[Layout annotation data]
━━━━━━
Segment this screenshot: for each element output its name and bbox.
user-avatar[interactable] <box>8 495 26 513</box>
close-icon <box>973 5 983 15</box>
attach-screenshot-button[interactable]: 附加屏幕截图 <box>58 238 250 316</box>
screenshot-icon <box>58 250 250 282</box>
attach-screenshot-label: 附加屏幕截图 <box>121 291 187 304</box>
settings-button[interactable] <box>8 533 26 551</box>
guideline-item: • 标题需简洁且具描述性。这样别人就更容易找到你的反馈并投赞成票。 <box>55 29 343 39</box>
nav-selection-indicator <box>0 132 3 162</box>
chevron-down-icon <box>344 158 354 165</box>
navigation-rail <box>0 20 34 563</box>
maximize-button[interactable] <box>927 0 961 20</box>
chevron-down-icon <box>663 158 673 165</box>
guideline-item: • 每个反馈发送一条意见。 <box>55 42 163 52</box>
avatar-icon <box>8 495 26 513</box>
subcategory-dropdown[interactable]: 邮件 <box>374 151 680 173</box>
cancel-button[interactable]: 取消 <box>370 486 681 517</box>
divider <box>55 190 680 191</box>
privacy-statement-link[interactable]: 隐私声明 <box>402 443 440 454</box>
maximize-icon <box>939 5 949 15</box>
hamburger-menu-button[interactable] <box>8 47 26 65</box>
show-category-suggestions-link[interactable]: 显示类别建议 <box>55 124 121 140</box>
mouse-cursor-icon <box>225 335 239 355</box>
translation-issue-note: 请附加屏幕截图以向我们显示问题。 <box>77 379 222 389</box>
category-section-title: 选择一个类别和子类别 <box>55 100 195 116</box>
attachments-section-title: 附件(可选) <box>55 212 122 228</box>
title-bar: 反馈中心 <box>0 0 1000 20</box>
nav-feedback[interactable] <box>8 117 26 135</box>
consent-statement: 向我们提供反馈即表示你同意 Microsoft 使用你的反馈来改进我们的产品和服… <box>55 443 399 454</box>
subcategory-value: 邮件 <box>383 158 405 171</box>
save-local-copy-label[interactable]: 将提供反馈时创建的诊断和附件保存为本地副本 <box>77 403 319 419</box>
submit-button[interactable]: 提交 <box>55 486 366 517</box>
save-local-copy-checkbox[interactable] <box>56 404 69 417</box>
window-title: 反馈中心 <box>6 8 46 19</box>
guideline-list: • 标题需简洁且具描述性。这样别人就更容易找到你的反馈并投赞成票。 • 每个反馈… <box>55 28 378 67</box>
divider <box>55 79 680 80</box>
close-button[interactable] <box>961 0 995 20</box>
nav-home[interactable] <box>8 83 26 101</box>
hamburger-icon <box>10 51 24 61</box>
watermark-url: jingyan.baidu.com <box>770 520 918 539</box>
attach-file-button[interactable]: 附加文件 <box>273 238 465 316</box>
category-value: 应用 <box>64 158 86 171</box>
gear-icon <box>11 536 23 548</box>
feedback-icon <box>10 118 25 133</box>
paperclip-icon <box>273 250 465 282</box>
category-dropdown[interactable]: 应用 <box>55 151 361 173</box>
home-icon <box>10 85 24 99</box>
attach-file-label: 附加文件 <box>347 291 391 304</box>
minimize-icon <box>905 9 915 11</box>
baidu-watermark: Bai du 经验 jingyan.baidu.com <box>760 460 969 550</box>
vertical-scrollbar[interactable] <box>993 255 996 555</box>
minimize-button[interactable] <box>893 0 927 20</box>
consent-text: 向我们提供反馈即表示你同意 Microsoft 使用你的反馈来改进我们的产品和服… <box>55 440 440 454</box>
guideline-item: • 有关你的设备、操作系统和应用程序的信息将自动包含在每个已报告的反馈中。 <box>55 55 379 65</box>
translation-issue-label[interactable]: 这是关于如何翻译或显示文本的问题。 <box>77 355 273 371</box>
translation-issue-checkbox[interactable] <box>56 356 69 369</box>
━━━━━━
» TASK DIRECTIONS
Update the entries above by replacing every instance of "divider" with "separator". Leave everything else unchanged.

» SOLUTION TO THIS EXERCISE
Segment this screenshot: for each element output its name and bbox.
user-avatar[interactable] <box>8 495 26 513</box>
close-icon <box>973 5 983 15</box>
attach-screenshot-button[interactable]: 附加屏幕截图 <box>58 238 250 316</box>
screenshot-icon <box>58 250 250 282</box>
attach-screenshot-label: 附加屏幕截图 <box>121 291 187 304</box>
settings-button[interactable] <box>8 533 26 551</box>
guideline-item: • 标题需简洁且具描述性。这样别人就更容易找到你的反馈并投赞成票。 <box>55 29 343 39</box>
nav-selection-indicator <box>0 132 3 162</box>
chevron-down-icon <box>344 158 354 165</box>
navigation-rail <box>0 20 34 563</box>
maximize-button[interactable] <box>927 0 961 20</box>
chevron-down-icon <box>663 158 673 165</box>
guideline-item: • 每个反馈发送一条意见。 <box>55 42 163 52</box>
avatar-icon <box>8 495 26 513</box>
subcategory-dropdown[interactable]: 邮件 <box>374 151 680 173</box>
cancel-button[interactable]: 取消 <box>370 486 681 517</box>
separator <box>55 190 680 191</box>
privacy-statement-link[interactable]: 隐私声明 <box>402 443 440 454</box>
maximize-icon <box>939 5 949 15</box>
hamburger-menu-button[interactable] <box>8 47 26 65</box>
show-category-suggestions-link[interactable]: 显示类别建议 <box>55 124 121 140</box>
mouse-cursor-icon <box>225 335 239 355</box>
translation-issue-note: 请附加屏幕截图以向我们显示问题。 <box>77 379 222 389</box>
category-section-title: 选择一个类别和子类别 <box>55 100 195 116</box>
attachments-section-title: 附件(可选) <box>55 212 122 228</box>
title-bar: 反馈中心 <box>0 0 1000 20</box>
nav-feedback[interactable] <box>8 117 26 135</box>
consent-statement: 向我们提供反馈即表示你同意 Microsoft 使用你的反馈来改进我们的产品和服… <box>55 443 399 454</box>
subcategory-value: 邮件 <box>383 158 405 171</box>
save-local-copy-label[interactable]: 将提供反馈时创建的诊断和附件保存为本地副本 <box>77 403 319 419</box>
submit-button[interactable]: 提交 <box>55 486 366 517</box>
save-local-copy-checkbox[interactable] <box>56 404 69 417</box>
window-title: 反馈中心 <box>6 8 46 19</box>
guideline-list: • 标题需简洁且具描述性。这样别人就更容易找到你的反馈并投赞成票。 • 每个反馈… <box>55 28 378 67</box>
separator <box>55 79 680 80</box>
close-button[interactable] <box>961 0 995 20</box>
nav-home[interactable] <box>8 83 26 101</box>
hamburger-icon <box>10 51 24 61</box>
watermark-url: jingyan.baidu.com <box>770 520 918 539</box>
attach-file-button[interactable]: 附加文件 <box>273 238 465 316</box>
category-value: 应用 <box>64 158 86 171</box>
gear-icon <box>11 536 23 548</box>
feedback-icon <box>10 118 25 133</box>
paperclip-icon <box>273 250 465 282</box>
category-dropdown[interactable]: 应用 <box>55 151 361 173</box>
home-icon <box>10 85 24 99</box>
attach-file-label: 附加文件 <box>347 291 391 304</box>
minimize-icon <box>905 9 915 11</box>
baidu-watermark: Bai du 经验 jingyan.baidu.com <box>760 460 969 550</box>
vertical-scrollbar[interactable] <box>993 255 996 555</box>
minimize-button[interactable] <box>893 0 927 20</box>
consent-text: 向我们提供反馈即表示你同意 Microsoft 使用你的反馈来改进我们的产品和服… <box>55 440 440 454</box>
guideline-item: • 有关你的设备、操作系统和应用程序的信息将自动包含在每个已报告的反馈中。 <box>55 55 379 65</box>
translation-issue-label[interactable]: 这是关于如何翻译或显示文本的问题。 <box>77 355 273 371</box>
translation-issue-checkbox[interactable] <box>56 356 69 369</box>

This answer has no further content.